What is expected | Scan the lines below; pull out those with "ограждение".

((

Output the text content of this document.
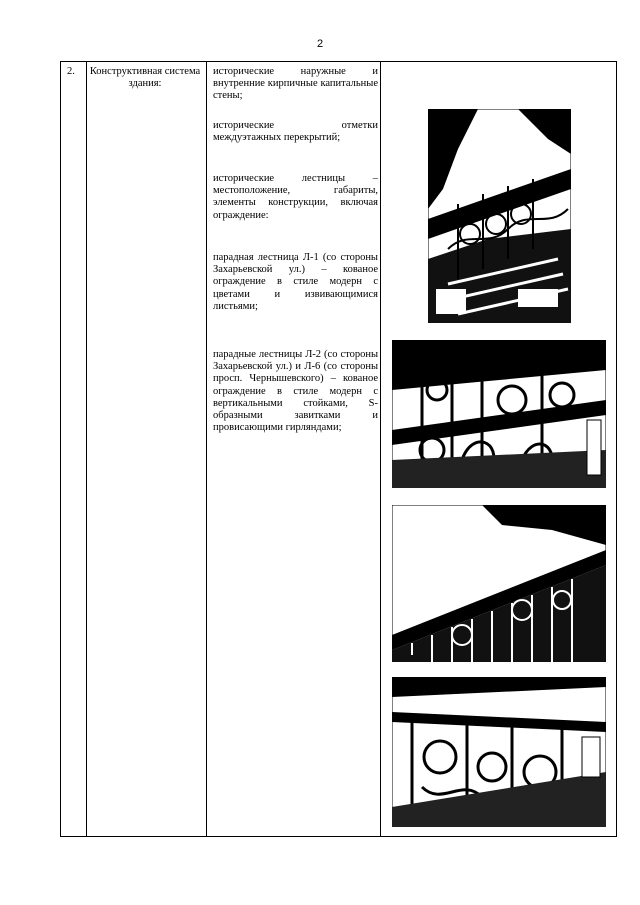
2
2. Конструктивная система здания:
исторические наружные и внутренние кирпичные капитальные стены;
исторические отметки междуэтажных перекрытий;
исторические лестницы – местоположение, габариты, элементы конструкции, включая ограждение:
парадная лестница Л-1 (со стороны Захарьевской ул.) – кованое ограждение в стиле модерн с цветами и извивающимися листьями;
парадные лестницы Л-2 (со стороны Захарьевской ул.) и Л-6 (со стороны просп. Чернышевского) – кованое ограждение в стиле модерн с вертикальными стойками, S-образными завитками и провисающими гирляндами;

))
((

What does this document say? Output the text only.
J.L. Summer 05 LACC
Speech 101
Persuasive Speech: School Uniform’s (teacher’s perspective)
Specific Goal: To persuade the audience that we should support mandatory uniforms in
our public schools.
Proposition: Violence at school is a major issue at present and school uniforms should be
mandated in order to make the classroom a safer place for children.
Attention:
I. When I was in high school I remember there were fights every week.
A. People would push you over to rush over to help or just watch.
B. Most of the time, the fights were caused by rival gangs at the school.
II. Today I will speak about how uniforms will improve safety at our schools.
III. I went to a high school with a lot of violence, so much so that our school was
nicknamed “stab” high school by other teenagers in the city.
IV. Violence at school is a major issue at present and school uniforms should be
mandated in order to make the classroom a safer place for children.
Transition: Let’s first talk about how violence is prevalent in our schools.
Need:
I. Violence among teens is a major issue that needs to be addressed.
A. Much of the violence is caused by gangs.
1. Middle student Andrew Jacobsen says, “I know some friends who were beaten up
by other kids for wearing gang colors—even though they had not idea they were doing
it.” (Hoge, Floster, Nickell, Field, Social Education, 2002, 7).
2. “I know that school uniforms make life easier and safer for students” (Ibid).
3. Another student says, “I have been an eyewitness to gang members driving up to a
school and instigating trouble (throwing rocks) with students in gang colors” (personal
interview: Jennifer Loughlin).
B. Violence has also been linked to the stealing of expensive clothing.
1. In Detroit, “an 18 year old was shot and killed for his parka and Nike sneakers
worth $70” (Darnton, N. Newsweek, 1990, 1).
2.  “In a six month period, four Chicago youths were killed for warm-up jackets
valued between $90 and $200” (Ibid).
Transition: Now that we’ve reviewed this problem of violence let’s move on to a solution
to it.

))

Answer in full |
исторические лестницы – местоположение, габариты, элементы конструкции, включая ограждение:
парадная лестница Л-1 (со стороны Захарьевской ул.) – кованое ограждение в стиле модерн с цветами и извивающимися листьями;
парадные лестницы Л-2 (со стороны Захарьевской ул.) и Л-6 (со стороны просп. Чернышевского) – кованое ограждение в стиле модерн с вертикальными стойками, S-образными завитками и провисающими гирляндами;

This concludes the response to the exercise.